**OBJECTIVE:** Exactly reproduce all the records, keeping pictures out of the copy.

** BEGIN **

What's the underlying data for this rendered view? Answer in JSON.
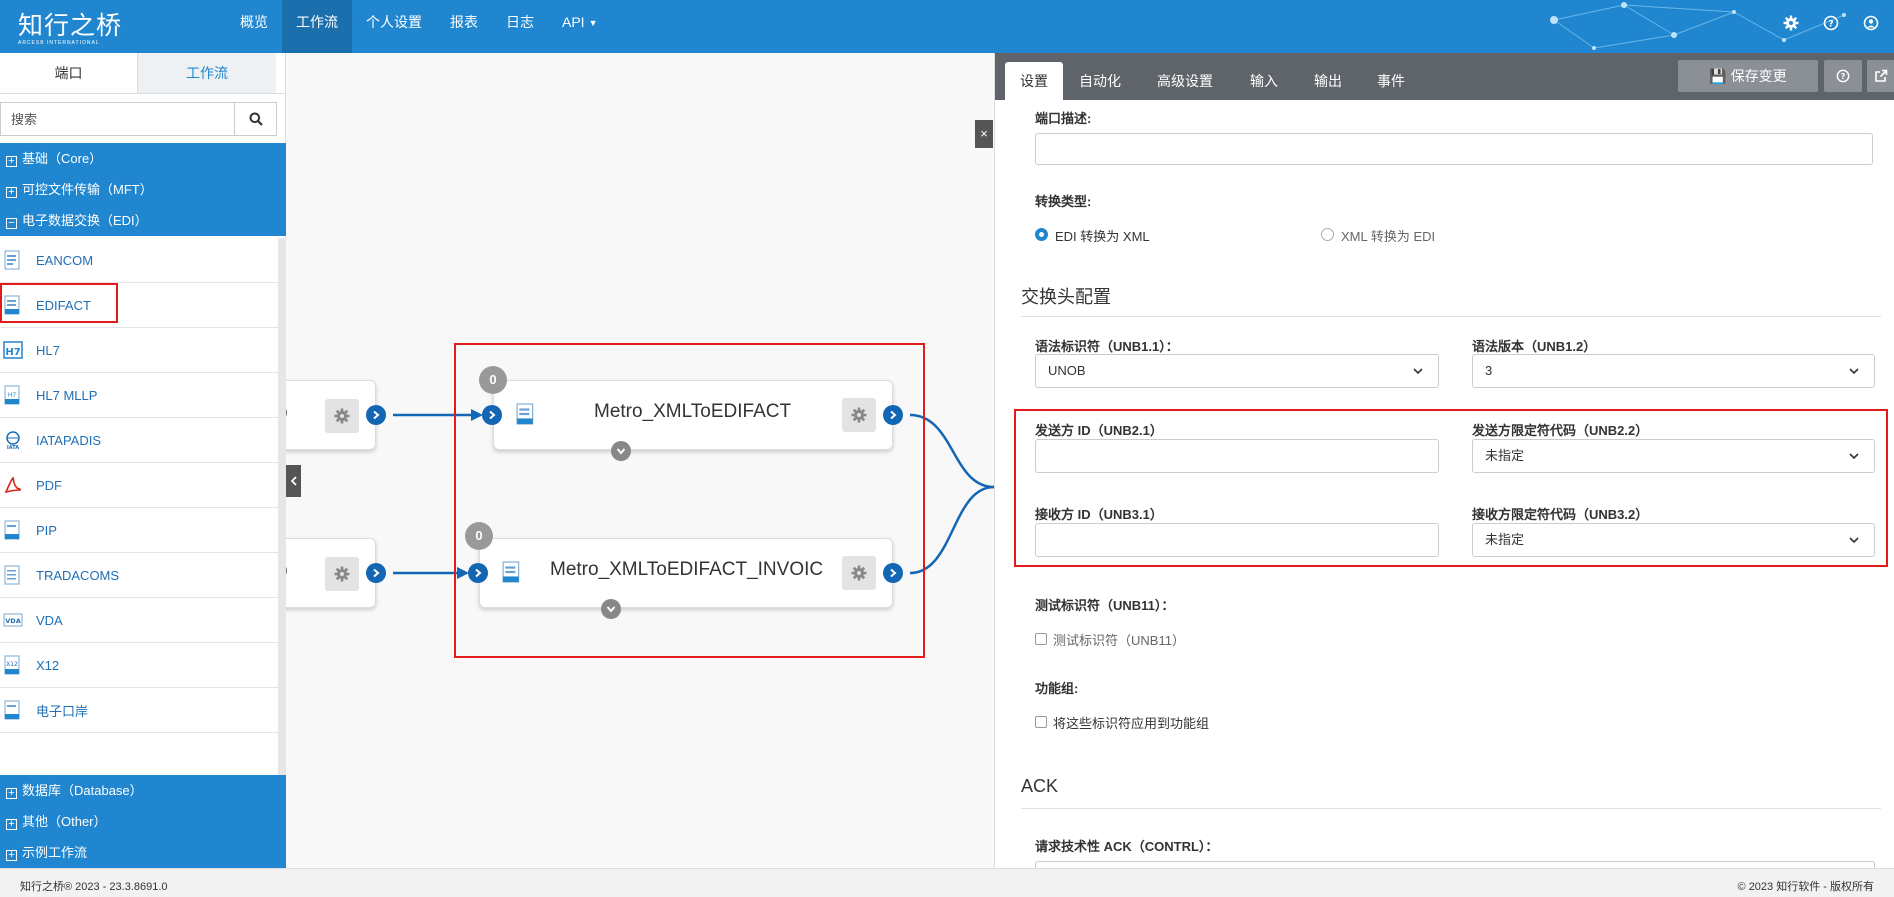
{
  "app": {
    "logo_cn": "知行之桥",
    "logo_en": "ARCESB INTERNATIONAL"
  },
  "nav": {
    "items": [
      "概览",
      "工作流",
      "个人设置",
      "报表",
      "日志",
      "API"
    ],
    "active_index": 1
  },
  "left": {
    "tabs": [
      "端口",
      "工作流"
    ],
    "search_placeholder": "搜索",
    "groups": {
      "core": "基础（Core）",
      "mft": "可控文件传输（MFT）",
      "edi": "电子数据交换（EDI）",
      "database": "数据库（Database）",
      "other": "其他（Other）",
      "samples": "示例工作流"
    },
    "edi_items": [
      "EANCOM",
      "EDIFACT",
      "HL7",
      "HL7 MLLP",
      "IATAPADIS",
      "PDF",
      "PIP",
      "TRADACOMS",
      "VDA",
      "X12",
      "电子口岸"
    ]
  },
  "canvas": {
    "node1": {
      "title": "Metro_XMLToEDIFACT",
      "badge": "0"
    },
    "node2": {
      "title": "Metro_XMLToEDIFACT_INVOIC",
      "badge": "0"
    },
    "left_node1_tail": "p",
    "left_node2_tail": "p",
    "close_label": "×"
  },
  "right": {
    "tabs": [
      "设置",
      "自动化",
      "高级设置",
      "输入",
      "输出",
      "事件"
    ],
    "save_label": "保存变更",
    "port_desc_label": "端口描述:",
    "conversion_label": "转换类型:",
    "radio_edi_to_xml": "EDI 转换为 XML",
    "radio_xml_to_edi": "XML 转换为 EDI",
    "exchange_header": "交换头配置",
    "syntax_id_label": "语法标识符（UNB1.1）：",
    "syntax_id_value": "UNOB",
    "syntax_version_label": "语法版本（UNB1.2）",
    "syntax_version_value": "3",
    "sender_id_label": "发送方 ID（UNB2.1）",
    "sender_qual_label": "发送方限定符代码（UNB2.2）",
    "sender_qual_value": "未指定",
    "receiver_id_label": "接收方 ID（UNB3.1）",
    "receiver_qual_label": "接收方限定符代码（UNB3.2）",
    "receiver_qual_value": "未指定",
    "test_indicator_label": "测试标识符（UNB11）：",
    "test_indicator_check": "测试标识符（UNB11）",
    "func_group_label": "功能组:",
    "func_group_check": "将这些标识符应用到功能组",
    "ack_section": "ACK",
    "tech_ack_label": "请求技术性 ACK（CONTRL）："
  },
  "footer": {
    "left": "知行之桥® 2023 - 23.3.8691.0",
    "right": "© 2023 知行软件 - 版权所有"
  },
  "colors": {
    "brand": "#1f86cf",
    "highlight": "#e31b1b",
    "port": "#1366b3"
  }
}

** END **

**RESPONSE:**
What's the underlying data for this rendered view? Answer in JSON.
{
  "app": {
    "logo_cn": "知行之桥",
    "logo_en": "ARCESB INTERNATIONAL"
  },
  "nav": {
    "items": [
      "概览",
      "工作流",
      "个人设置",
      "报表",
      "日志",
      "API"
    ],
    "active_index": 1
  },
  "left": {
    "tabs": [
      "端口",
      "工作流"
    ],
    "search_placeholder": "搜索",
    "groups": {
      "core": "基础（Core）",
      "mft": "可控文件传输（MFT）",
      "edi": "电子数据交换（EDI）",
      "database": "数据库（Database）",
      "other": "其他（Other）",
      "samples": "示例工作流"
    },
    "edi_items": [
      "EANCOM",
      "EDIFACT",
      "HL7",
      "HL7 MLLP",
      "IATAPADIS",
      "PDF",
      "PIP",
      "TRADACOMS",
      "VDA",
      "X12",
      "电子口岸"
    ]
  },
  "canvas": {
    "node1": {
      "title": "Metro_XMLToEDIFACT",
      "badge": "0"
    },
    "node2": {
      "title": "Metro_XMLToEDIFACT_INVOIC",
      "badge": "0"
    },
    "left_node1_tail": "p",
    "left_node2_tail": "p",
    "close_label": "×"
  },
  "right": {
    "tabs": [
      "设置",
      "自动化",
      "高级设置",
      "输入",
      "输出",
      "事件"
    ],
    "save_label": "保存变更",
    "port_desc_label": "端口描述:",
    "conversion_label": "转换类型:",
    "radio_edi_to_xml": "EDI 转换为 XML",
    "radio_xml_to_edi": "XML 转换为 EDI",
    "exchange_header": "交换头配置",
    "syntax_id_label": "语法标识符（UNB1.1）：",
    "syntax_id_value": "UNOB",
    "syntax_version_label": "语法版本（UNB1.2）",
    "syntax_version_value": "3",
    "sender_id_label": "发送方 ID（UNB2.1）",
    "sender_qual_label": "发送方限定符代码（UNB2.2）",
    "sender_qual_value": "未指定",
    "receiver_id_label": "接收方 ID（UNB3.1）",
    "receiver_qual_label": "接收方限定符代码（UNB3.2）",
    "receiver_qual_value": "未指定",
    "test_indicator_label": "测试标识符（UNB11）：",
    "test_indicator_check": "测试标识符（UNB11）",
    "func_group_label": "功能组:",
    "func_group_check": "将这些标识符应用到功能组",
    "ack_section": "ACK",
    "tech_ack_label": "请求技术性 ACK（CONTRL）："
  },
  "footer": {
    "left": "知行之桥® 2023 - 23.3.8691.0",
    "right": "© 2023 知行软件 - 版权所有"
  },
  "colors": {
    "brand": "#1f86cf",
    "highlight": "#e31b1b",
    "port": "#1366b3"
  }
}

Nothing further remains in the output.